[Dataset entries]
--- --- ---

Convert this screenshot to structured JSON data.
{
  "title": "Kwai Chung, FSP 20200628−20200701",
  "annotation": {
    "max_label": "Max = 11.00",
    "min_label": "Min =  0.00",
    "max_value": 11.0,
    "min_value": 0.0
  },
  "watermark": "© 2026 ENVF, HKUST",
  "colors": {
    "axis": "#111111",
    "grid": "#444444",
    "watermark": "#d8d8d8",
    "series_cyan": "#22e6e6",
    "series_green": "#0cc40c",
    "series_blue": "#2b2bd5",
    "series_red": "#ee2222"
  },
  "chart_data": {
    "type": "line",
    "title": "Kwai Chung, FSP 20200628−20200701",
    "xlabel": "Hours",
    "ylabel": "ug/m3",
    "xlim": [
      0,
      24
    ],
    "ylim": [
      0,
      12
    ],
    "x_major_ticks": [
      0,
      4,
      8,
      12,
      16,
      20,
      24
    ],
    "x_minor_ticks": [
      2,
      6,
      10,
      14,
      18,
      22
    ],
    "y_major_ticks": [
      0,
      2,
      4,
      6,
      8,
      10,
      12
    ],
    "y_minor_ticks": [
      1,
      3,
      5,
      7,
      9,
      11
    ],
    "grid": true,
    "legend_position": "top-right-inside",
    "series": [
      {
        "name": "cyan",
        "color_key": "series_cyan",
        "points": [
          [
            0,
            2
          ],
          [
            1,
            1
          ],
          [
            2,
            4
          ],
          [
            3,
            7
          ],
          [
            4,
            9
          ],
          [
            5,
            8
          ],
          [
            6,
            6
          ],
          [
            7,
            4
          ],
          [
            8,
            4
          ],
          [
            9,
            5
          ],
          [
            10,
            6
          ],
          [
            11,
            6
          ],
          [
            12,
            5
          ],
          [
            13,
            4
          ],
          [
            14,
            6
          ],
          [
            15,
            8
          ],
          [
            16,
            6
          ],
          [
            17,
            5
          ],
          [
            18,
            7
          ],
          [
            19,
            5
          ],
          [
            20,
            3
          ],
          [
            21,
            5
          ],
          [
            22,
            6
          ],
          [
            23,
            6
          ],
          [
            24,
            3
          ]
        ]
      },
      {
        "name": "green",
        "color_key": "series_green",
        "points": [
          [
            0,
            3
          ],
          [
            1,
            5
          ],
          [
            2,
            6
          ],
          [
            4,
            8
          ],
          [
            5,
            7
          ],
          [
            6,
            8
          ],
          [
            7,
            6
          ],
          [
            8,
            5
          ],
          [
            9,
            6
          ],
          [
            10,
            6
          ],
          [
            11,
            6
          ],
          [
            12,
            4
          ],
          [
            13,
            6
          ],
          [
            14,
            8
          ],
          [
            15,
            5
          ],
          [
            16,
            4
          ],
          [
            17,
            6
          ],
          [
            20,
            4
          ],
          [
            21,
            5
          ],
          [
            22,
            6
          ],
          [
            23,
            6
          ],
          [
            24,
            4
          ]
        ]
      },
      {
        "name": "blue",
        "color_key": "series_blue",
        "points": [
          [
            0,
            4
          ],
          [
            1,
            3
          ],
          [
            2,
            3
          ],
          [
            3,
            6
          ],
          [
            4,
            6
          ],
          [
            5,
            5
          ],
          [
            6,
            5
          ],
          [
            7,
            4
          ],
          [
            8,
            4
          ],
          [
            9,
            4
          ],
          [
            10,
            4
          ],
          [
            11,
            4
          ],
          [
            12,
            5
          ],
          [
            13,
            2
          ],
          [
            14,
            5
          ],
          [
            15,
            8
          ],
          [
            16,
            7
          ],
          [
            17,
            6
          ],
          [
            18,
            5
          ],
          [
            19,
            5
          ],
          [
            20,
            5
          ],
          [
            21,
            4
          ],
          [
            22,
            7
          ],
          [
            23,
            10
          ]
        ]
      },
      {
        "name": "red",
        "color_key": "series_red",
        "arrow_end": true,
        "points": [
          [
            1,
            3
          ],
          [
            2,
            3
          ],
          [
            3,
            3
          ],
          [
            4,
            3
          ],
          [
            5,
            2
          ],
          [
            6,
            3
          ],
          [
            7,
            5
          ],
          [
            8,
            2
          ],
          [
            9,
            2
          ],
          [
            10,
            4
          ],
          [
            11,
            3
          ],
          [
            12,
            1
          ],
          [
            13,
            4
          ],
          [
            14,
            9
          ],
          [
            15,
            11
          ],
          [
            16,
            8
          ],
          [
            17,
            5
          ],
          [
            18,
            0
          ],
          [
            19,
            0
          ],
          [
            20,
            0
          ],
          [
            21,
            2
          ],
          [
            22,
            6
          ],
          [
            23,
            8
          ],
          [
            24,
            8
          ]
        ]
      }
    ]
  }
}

--- --- ---

### What is expected
Repeat all of the records above exactly as they appear.

### Answer to this exercise
Convert this screenshot to structured JSON data.
{
  "title": "Kwai Chung, FSP 20200628−20200701",
  "annotation": {
    "max_label": "Max = 11.00",
    "min_label": "Min =  0.00",
    "max_value": 11.0,
    "min_value": 0.0
  },
  "watermark": "© 2026 ENVF, HKUST",
  "colors": {
    "axis": "#111111",
    "grid": "#444444",
    "watermark": "#d8d8d8",
    "series_cyan": "#22e6e6",
    "series_green": "#0cc40c",
    "series_blue": "#2b2bd5",
    "series_red": "#ee2222"
  },
  "chart_data": {
    "type": "line",
    "title": "Kwai Chung, FSP 20200628−20200701",
    "xlabel": "Hours",
    "ylabel": "ug/m3",
    "xlim": [
      0,
      24
    ],
    "ylim": [
      0,
      12
    ],
    "x_major_ticks": [
      0,
      4,
      8,
      12,
      16,
      20,
      24
    ],
    "x_minor_ticks": [
      2,
      6,
      10,
      14,
      18,
      22
    ],
    "y_major_ticks": [
      0,
      2,
      4,
      6,
      8,
      10,
      12
    ],
    "y_minor_ticks": [
      1,
      3,
      5,
      7,
      9,
      11
    ],
    "grid": true,
    "legend_position": "top-right-inside",
    "series": [
      {
        "name": "cyan",
        "color_key": "series_cyan",
        "points": [
          [
            0,
            2
          ],
          [
            1,
            1
          ],
          [
            2,
            4
          ],
          [
            3,
            7
          ],
          [
            4,
            9
          ],
          [
            5,
            8
          ],
          [
            6,
            6
          ],
          [
            7,
            4
          ],
          [
            8,
            4
          ],
          [
            9,
            5
          ],
          [
            10,
            6
          ],
          [
            11,
            6
          ],
          [
            12,
            5
          ],
          [
            13,
            4
          ],
          [
            14,
            6
          ],
          [
            15,
            8
          ],
          [
            16,
            6
          ],
          [
            17,
            5
          ],
          [
            18,
            7
          ],
          [
            19,
            5
          ],
          [
            20,
            3
          ],
          [
            21,
            5
          ],
          [
            22,
            6
          ],
          [
            23,
            6
          ],
          [
            24,
            3
          ]
        ]
      },
      {
        "name": "green",
        "color_key": "series_green",
        "points": [
          [
            0,
            3
          ],
          [
            1,
            5
          ],
          [
            2,
            6
          ],
          [
            4,
            8
          ],
          [
            5,
            7
          ],
          [
            6,
            8
          ],
          [
            7,
            6
          ],
          [
            8,
            5
          ],
          [
            9,
            6
          ],
          [
            10,
            6
          ],
          [
            11,
            6
          ],
          [
            12,
            4
          ],
          [
            13,
            6
          ],
          [
            14,
            8
          ],
          [
            15,
            5
          ],
          [
            16,
            4
          ],
          [
            17,
            6
          ],
          [
            20,
            4
          ],
          [
            21,
            5
          ],
          [
            22,
            6
          ],
          [
            23,
            6
          ],
          [
            24,
            4
          ]
        ]
      },
      {
        "name": "blue",
        "color_key": "series_blue",
        "points": [
          [
            0,
            4
          ],
          [
            1,
            3
          ],
          [
            2,
            3
          ],
          [
            3,
            6
          ],
          [
            4,
            6
          ],
          [
            5,
            5
          ],
          [
            6,
            5
          ],
          [
            7,
            4
          ],
          [
            8,
            4
          ],
          [
            9,
            4
          ],
          [
            10,
            4
          ],
          [
            11,
            4
          ],
          [
            12,
            5
          ],
          [
            13,
            2
          ],
          [
            14,
            5
          ],
          [
            15,
            8
          ],
          [
            16,
            7
          ],
          [
            17,
            6
          ],
          [
            18,
            5
          ],
          [
            19,
            5
          ],
          [
            20,
            5
          ],
          [
            21,
            4
          ],
          [
            22,
            7
          ],
          [
            23,
            10
          ]
        ]
      },
      {
        "name": "red",
        "color_key": "series_red",
        "arrow_end": true,
        "points": [
          [
            1,
            3
          ],
          [
            2,
            3
          ],
          [
            3,
            3
          ],
          [
            4,
            3
          ],
          [
            5,
            2
          ],
          [
            6,
            3
          ],
          [
            7,
            5
          ],
          [
            8,
            2
          ],
          [
            9,
            2
          ],
          [
            10,
            4
          ],
          [
            11,
            3
          ],
          [
            12,
            1
          ],
          [
            13,
            4
          ],
          [
            14,
            9
          ],
          [
            15,
            11
          ],
          [
            16,
            8
          ],
          [
            17,
            5
          ],
          [
            18,
            0
          ],
          [
            19,
            0
          ],
          [
            20,
            0
          ],
          [
            21,
            2
          ],
          [
            22,
            6
          ],
          [
            23,
            8
          ],
          [
            24,
            8
          ]
        ]
      }
    ]
  }
}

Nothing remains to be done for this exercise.